DATA FOR THIS TASK>
******************************

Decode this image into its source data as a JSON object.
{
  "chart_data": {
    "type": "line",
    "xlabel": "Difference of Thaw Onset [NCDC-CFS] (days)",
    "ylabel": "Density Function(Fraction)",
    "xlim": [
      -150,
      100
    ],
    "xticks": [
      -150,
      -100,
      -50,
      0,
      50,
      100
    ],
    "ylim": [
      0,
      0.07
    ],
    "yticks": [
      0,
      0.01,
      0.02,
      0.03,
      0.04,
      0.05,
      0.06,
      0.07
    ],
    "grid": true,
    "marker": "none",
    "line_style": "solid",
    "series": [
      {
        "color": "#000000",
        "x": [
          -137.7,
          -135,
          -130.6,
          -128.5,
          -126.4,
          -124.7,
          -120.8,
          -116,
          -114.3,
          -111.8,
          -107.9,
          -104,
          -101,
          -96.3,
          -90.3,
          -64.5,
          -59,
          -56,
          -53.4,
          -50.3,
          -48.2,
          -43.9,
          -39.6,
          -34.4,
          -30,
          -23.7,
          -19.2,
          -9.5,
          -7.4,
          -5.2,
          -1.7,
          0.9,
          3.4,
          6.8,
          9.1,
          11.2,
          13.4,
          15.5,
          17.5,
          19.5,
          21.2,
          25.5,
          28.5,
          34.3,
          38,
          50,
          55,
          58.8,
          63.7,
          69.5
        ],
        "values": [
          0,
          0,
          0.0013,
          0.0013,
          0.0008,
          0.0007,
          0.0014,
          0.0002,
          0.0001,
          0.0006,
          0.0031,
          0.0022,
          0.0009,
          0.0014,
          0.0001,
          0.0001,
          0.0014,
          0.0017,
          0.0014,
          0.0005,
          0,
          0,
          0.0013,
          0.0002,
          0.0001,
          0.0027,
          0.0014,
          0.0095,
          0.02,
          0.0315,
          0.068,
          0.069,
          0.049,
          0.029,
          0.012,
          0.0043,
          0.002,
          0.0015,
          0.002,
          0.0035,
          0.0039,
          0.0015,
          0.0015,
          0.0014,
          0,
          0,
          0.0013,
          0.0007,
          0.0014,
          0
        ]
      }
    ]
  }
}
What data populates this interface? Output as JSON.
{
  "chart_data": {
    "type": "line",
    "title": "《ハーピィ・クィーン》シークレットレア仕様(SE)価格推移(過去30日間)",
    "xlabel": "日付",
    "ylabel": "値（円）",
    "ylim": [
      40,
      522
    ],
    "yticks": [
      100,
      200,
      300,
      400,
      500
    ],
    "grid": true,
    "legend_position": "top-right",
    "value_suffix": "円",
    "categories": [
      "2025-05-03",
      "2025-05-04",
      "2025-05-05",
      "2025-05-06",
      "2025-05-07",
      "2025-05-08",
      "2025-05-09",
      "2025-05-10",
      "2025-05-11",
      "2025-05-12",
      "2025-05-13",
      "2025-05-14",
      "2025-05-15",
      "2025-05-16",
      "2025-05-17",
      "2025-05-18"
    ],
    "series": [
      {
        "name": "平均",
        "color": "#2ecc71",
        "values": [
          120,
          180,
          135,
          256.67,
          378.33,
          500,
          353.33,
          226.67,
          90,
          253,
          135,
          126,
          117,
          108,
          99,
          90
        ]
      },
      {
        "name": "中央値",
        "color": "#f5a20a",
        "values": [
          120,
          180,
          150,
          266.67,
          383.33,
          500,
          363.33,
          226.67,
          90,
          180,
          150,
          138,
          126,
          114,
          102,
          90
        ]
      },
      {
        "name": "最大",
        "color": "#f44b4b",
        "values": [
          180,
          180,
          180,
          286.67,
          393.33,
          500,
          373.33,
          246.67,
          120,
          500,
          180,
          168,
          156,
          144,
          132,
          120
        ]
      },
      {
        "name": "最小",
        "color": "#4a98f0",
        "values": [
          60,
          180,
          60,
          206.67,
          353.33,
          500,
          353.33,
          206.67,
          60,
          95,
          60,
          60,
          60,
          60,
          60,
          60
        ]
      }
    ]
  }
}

******************************

PROBLEM>
Give all of the entries again, word for word.

WRITTEN ANSWER>
Decode this image into its source data as a JSON object.
{
  "chart_data": {
    "type": "line",
    "xlabel": "Difference of Thaw Onset [NCDC-CFS] (days)",
    "ylabel": "Density Function(Fraction)",
    "xlim": [
      -150,
      100
    ],
    "xticks": [
      -150,
      -100,
      -50,
      0,
      50,
      100
    ],
    "ylim": [
      0,
      0.07
    ],
    "yticks": [
      0,
      0.01,
      0.02,
      0.03,
      0.04,
      0.05,
      0.06,
      0.07
    ],
    "grid": true,
    "marker": "none",
    "line_style": "solid",
    "series": [
      {
        "color": "#000000",
        "x": [
          -137.7,
          -135,
          -130.6,
          -128.5,
          -126.4,
          -124.7,
          -120.8,
          -116,
          -114.3,
          -111.8,
          -107.9,
          -104,
          -101,
          -96.3,
          -90.3,
          -64.5,
          -59,
          -56,
          -53.4,
          -50.3,
          -48.2,
          -43.9,
          -39.6,
          -34.4,
          -30,
          -23.7,
          -19.2,
          -9.5,
          -7.4,
          -5.2,
          -1.7,
          0.9,
          3.4,
          6.8,
          9.1,
          11.2,
          13.4,
          15.5,
          17.5,
          19.5,
          21.2,
          25.5,
          28.5,
          34.3,
          38,
          50,
          55,
          58.8,
          63.7,
          69.5
        ],
        "values": [
          0,
          0,
          0.0013,
          0.0013,
          0.0008,
          0.0007,
          0.0014,
          0.0002,
          0.0001,
          0.0006,
          0.0031,
          0.0022,
          0.0009,
          0.0014,
          0.0001,
          0.0001,
          0.0014,
          0.0017,
          0.0014,
          0.0005,
          0,
          0,
          0.0013,
          0.0002,
          0.0001,
          0.0027,
          0.0014,
          0.0095,
          0.02,
          0.0315,
          0.068,
          0.069,
          0.049,
          0.029,
          0.012,
          0.0043,
          0.002,
          0.0015,
          0.002,
          0.0035,
          0.0039,
          0.0015,
          0.0015,
          0.0014,
          0,
          0,
          0.0013,
          0.0007,
          0.0014,
          0
        ]
      }
    ]
  }
}
What data populates this interface? Output as JSON.
{
  "chart_data": {
    "type": "line",
    "title": "《ハーピィ・クィーン》シークレットレア仕様(SE)価格推移(過去30日間)",
    "xlabel": "日付",
    "ylabel": "値（円）",
    "ylim": [
      40,
      522
    ],
    "yticks": [
      100,
      200,
      300,
      400,
      500
    ],
    "grid": true,
    "legend_position": "top-right",
    "value_suffix": "円",
    "categories": [
      "2025-05-03",
      "2025-05-04",
      "2025-05-05",
      "2025-05-06",
      "2025-05-07",
      "2025-05-08",
      "2025-05-09",
      "2025-05-10",
      "2025-05-11",
      "2025-05-12",
      "2025-05-13",
      "2025-05-14",
      "2025-05-15",
      "2025-05-16",
      "2025-05-17",
      "2025-05-18"
    ],
    "series": [
      {
        "name": "平均",
        "color": "#2ecc71",
        "values": [
          120,
          180,
          135,
          256.67,
          378.33,
          500,
          353.33,
          226.67,
          90,
          253,
          135,
          126,
          117,
          108,
          99,
          90
        ]
      },
      {
        "name": "中央値",
        "color": "#f5a20a",
        "values": [
          120,
          180,
          150,
          266.67,
          383.33,
          500,
          363.33,
          226.67,
          90,
          180,
          150,
          138,
          126,
          114,
          102,
          90
        ]
      },
      {
        "name": "最大",
        "color": "#f44b4b",
        "values": [
          180,
          180,
          180,
          286.67,
          393.33,
          500,
          373.33,
          246.67,
          120,
          500,
          180,
          168,
          156,
          144,
          132,
          120
        ]
      },
      {
        "name": "最小",
        "color": "#4a98f0",
        "values": [
          60,
          180,
          60,
          206.67,
          353.33,
          500,
          353.33,
          206.67,
          60,
          95,
          60,
          60,
          60,
          60,
          60,
          60
        ]
      }
    ]
  }
}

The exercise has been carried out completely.